--- begin Provided passage ---

Jenkins Interview — Pipeline Durability and Restart/Resume

A 2-hour production deployment pipeline is running. Jenkins controller crashes unexpectedly. Build was at stage 10 of 20 (50% complete). On restart, build is lost and must restart from beginning. Implement pipeline durability to preserve execution state.

Implement pipeline durability: (1) Enable Pipeline durability: Jenkins > Configure System > Pipeline > Mode: "Maximum (resilience over throughput)". (2) This checkpoints pipeline state to disk every step. (3) On controller restart, Jenkins resumes build from last checkpoint. (4) For critical builds: use explicit checkpoint: `checkpoint 'pre-deployment'` creates savepoint. (5) Store state externally: serialize pipeline variables to S3/Git on each stage completion. (6) Implement step-level recovery: wrap stages in try-catch, resume on failure. (7) Use artifact caching: previous stage outputs cached, reusable on resume. (8) Implement idempotent stages: ensure re-running same stage produces same result (e.g., no duplicate API calls). (9) Use external state store: Redis/etcd tracks pipeline execution state. (10) Monitor durability: track successful resume vs re-run frequency. With durability: Jenkins crashes at stage 10 -> restarts -> resumes from stage 10 (saves 1 hour). Expected: 90%+ success on resume.

Follow-up: Pipeline resumes from checkpoint but external system (e.g., database) has changed state. How do you handle idempotency?

Your pipeline includes a long approval stage (waiting for human input). Build waits for 24 hours. If Jenkins controller crashes, approval input is lost, build cannot resume. Implement durable approval mechanism.

--- end Provided passage ---
--- begin Supplied entries ---

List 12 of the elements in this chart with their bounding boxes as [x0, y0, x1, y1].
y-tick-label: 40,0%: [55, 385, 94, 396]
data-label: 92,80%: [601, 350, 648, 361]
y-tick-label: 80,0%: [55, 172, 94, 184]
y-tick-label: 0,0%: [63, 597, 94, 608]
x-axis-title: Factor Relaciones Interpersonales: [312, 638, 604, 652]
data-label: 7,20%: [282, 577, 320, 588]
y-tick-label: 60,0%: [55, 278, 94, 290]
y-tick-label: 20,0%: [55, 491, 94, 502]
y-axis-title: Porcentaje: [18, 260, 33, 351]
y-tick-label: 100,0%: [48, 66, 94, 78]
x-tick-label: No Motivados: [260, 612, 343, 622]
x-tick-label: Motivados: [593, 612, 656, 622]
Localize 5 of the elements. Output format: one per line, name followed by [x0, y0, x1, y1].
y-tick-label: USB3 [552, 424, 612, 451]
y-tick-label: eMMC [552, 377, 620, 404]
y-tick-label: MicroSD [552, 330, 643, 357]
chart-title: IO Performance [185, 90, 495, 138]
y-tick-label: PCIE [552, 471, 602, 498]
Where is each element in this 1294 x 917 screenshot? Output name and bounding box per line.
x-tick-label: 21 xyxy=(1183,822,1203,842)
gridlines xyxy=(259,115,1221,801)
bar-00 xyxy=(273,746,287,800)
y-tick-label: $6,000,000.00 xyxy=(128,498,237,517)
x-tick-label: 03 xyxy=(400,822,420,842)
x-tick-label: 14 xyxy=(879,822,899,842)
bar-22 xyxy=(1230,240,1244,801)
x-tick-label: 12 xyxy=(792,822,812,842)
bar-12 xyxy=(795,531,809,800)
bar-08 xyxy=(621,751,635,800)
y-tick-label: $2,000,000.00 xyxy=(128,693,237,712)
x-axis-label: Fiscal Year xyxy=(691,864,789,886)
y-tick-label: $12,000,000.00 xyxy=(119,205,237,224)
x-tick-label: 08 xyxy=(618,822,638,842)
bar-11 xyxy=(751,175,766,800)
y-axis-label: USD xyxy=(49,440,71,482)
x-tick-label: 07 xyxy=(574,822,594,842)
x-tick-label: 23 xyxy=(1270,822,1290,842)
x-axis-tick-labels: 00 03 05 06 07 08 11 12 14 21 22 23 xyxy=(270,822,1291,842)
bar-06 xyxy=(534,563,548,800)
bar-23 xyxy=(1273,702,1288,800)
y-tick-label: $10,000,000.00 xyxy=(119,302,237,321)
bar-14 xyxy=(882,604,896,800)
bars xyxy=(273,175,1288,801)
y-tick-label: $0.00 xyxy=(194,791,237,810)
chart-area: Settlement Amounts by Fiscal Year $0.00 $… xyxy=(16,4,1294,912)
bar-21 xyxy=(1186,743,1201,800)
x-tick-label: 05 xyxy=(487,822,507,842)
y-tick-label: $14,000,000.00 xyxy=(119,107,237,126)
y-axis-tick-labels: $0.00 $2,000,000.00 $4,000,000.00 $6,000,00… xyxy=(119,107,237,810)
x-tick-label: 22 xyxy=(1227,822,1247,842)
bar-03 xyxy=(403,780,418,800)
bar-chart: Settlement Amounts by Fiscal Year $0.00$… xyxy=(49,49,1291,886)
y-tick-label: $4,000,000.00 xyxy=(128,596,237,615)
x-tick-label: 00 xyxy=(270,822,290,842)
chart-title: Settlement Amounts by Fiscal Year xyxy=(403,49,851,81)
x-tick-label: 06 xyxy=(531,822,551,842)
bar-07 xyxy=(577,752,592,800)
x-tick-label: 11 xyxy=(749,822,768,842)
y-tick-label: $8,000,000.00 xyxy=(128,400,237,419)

--- end Supplied entries ---

* [What you need to do]:
• 1. Answer these questions using the Jenkins pipeline durability page:
(a) At which stage, out of how many, was the build when the controller crashed?
(b) Which Pipeline durability mode does the page say to select?
(c) How long does the build wait in the approval stage?
• 2. Output the part of the Jenkins pipeline durability page starting at "Your pipeline includes" and ending at "durable approval mechanism.", copied word for word.

* [Expected outputs]:
• 1.
(a) Stage 10 of 20.
(b) "Maximum (resilience over throughput)".
(c) 24 hours.

• 2.
Your pipeline includes a long approval stage (waiting for human input). Build waits for 24 hours. If Jenkins controller crashes, approval input is lost, build cannot resume. Implement durable approval mechanism.